■ GIVEN INSTRUCTION
Where a line contains the string "kierowanych", copy that line.

[BEGIN]

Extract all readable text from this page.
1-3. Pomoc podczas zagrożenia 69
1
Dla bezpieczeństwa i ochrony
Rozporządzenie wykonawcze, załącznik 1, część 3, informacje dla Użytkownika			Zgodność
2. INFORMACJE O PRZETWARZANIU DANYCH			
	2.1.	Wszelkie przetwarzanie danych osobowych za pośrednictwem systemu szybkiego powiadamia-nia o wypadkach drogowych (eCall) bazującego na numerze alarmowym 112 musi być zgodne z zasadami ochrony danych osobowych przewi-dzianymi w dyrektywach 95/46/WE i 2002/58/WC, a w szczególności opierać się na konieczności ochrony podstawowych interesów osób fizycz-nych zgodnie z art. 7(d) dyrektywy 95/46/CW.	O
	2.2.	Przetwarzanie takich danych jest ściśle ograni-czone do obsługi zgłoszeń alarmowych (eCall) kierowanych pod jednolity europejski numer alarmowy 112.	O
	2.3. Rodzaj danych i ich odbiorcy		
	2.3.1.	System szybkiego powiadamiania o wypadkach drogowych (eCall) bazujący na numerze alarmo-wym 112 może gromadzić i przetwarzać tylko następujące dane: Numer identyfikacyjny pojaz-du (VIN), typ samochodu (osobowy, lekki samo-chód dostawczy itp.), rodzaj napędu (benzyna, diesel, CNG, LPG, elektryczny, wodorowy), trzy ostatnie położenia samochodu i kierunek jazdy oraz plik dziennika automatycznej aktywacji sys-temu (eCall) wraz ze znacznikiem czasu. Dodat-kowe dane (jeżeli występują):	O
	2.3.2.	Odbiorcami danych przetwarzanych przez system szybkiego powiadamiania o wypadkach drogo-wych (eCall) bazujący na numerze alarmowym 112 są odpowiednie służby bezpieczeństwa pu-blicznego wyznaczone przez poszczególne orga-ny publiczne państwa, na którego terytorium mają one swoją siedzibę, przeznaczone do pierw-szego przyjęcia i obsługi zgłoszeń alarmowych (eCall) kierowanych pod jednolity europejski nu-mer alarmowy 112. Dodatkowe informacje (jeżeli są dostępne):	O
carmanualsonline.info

[END]

■ REPLY TO THE TASK
	2.2.	Przetwarzanie takich danych jest ściśle ograni-czone do obsługi zgłoszeń alarmowych (eCall) kierowanych pod jednolity europejski numer alarmowy 112.	O
	2.3.2.	Odbiorcami danych przetwarzanych przez system szybkiego powiadamiania o wypadkach drogo-wych (eCall) bazujący na numerze alarmowym 112 są odpowiednie służby bezpieczeństwa pu-blicznego wyznaczone przez poszczególne orga-ny publiczne państwa, na którego terytorium mają one swoją siedzibę, przeznaczone do pierw-szego przyjęcia i obsługi zgłoszeń alarmowych (eCall) kierowanych pod jednolity europejski nu-mer alarmowy 112. Dodatkowe informacje (jeżeli są dostępne):	O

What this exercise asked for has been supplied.